─── Task material ───

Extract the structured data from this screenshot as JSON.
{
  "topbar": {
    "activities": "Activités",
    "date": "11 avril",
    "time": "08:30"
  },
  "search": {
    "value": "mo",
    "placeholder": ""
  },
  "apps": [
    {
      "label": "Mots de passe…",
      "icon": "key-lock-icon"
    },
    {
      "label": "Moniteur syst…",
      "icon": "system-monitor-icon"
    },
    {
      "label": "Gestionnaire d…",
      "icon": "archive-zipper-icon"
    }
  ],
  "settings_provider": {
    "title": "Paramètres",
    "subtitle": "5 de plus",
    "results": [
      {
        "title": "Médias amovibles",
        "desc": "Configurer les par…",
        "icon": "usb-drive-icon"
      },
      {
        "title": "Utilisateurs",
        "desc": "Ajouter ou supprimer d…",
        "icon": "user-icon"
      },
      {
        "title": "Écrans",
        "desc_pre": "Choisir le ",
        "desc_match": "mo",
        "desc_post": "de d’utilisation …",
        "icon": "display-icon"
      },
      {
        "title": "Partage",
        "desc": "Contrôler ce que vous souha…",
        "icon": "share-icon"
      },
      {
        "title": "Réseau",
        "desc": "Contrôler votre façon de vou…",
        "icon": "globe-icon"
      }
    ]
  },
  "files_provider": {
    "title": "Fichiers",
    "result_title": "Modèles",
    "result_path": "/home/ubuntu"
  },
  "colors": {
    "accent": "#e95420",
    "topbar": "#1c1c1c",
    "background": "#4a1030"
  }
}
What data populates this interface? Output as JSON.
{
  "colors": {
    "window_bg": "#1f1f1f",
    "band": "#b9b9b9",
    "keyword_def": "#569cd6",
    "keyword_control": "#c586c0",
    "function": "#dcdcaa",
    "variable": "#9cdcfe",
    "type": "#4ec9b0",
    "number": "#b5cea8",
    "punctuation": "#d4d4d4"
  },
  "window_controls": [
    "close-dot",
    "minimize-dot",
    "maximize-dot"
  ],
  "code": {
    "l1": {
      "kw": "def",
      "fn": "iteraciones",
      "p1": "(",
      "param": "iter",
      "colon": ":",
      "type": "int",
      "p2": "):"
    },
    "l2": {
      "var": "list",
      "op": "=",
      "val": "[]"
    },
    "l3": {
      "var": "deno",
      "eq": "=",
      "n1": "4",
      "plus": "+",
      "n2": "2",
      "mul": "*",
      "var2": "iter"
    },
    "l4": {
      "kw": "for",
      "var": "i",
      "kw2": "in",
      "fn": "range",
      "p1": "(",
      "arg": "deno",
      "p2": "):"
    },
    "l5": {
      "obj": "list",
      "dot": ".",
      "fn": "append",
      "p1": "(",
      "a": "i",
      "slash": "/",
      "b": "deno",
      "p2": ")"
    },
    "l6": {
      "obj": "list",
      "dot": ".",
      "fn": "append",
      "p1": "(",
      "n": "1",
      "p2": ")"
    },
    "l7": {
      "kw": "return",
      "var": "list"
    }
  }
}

───

Stated goal |
Take the lines above and print them exactly.

Task answer |
Extract the structured data from this screenshot as JSON.
{
  "topbar": {
    "activities": "Activités",
    "date": "11 avril",
    "time": "08:30"
  },
  "search": {
    "value": "mo",
    "placeholder": ""
  },
  "apps": [
    {
      "label": "Mots de passe…",
      "icon": "key-lock-icon"
    },
    {
      "label": "Moniteur syst…",
      "icon": "system-monitor-icon"
    },
    {
      "label": "Gestionnaire d…",
      "icon": "archive-zipper-icon"
    }
  ],
  "settings_provider": {
    "title": "Paramètres",
    "subtitle": "5 de plus",
    "results": [
      {
        "title": "Médias amovibles",
        "desc": "Configurer les par…",
        "icon": "usb-drive-icon"
      },
      {
        "title": "Utilisateurs",
        "desc": "Ajouter ou supprimer d…",
        "icon": "user-icon"
      },
      {
        "title": "Écrans",
        "desc_pre": "Choisir le ",
        "desc_match": "mo",
        "desc_post": "de d’utilisation …",
        "icon": "display-icon"
      },
      {
        "title": "Partage",
        "desc": "Contrôler ce que vous souha…",
        "icon": "share-icon"
      },
      {
        "title": "Réseau",
        "desc": "Contrôler votre façon de vou…",
        "icon": "globe-icon"
      }
    ]
  },
  "files_provider": {
    "title": "Fichiers",
    "result_title": "Modèles",
    "result_path": "/home/ubuntu"
  },
  "colors": {
    "accent": "#e95420",
    "topbar": "#1c1c1c",
    "background": "#4a1030"
  }
}
What data populates this interface? Output as JSON.
{
  "colors": {
    "window_bg": "#1f1f1f",
    "band": "#b9b9b9",
    "keyword_def": "#569cd6",
    "keyword_control": "#c586c0",
    "function": "#dcdcaa",
    "variable": "#9cdcfe",
    "type": "#4ec9b0",
    "number": "#b5cea8",
    "punctuation": "#d4d4d4"
  },
  "window_controls": [
    "close-dot",
    "minimize-dot",
    "maximize-dot"
  ],
  "code": {
    "l1": {
      "kw": "def",
      "fn": "iteraciones",
      "p1": "(",
      "param": "iter",
      "colon": ":",
      "type": "int",
      "p2": "):"
    },
    "l2": {
      "var": "list",
      "op": "=",
      "val": "[]"
    },
    "l3": {
      "var": "deno",
      "eq": "=",
      "n1": "4",
      "plus": "+",
      "n2": "2",
      "mul": "*",
      "var2": "iter"
    },
    "l4": {
      "kw": "for",
      "var": "i",
      "kw2": "in",
      "fn": "range",
      "p1": "(",
      "arg": "deno",
      "p2": "):"
    },
    "l5": {
      "obj": "list",
      "dot": ".",
      "fn": "append",
      "p1": "(",
      "a": "i",
      "slash": "/",
      "b": "deno",
      "p2": ")"
    },
    "l6": {
      "obj": "list",
      "dot": ".",
      "fn": "append",
      "p1": "(",
      "n": "1",
      "p2": ")"
    },
    "l7": {
      "kw": "return",
      "var": "list"
    }
  }
}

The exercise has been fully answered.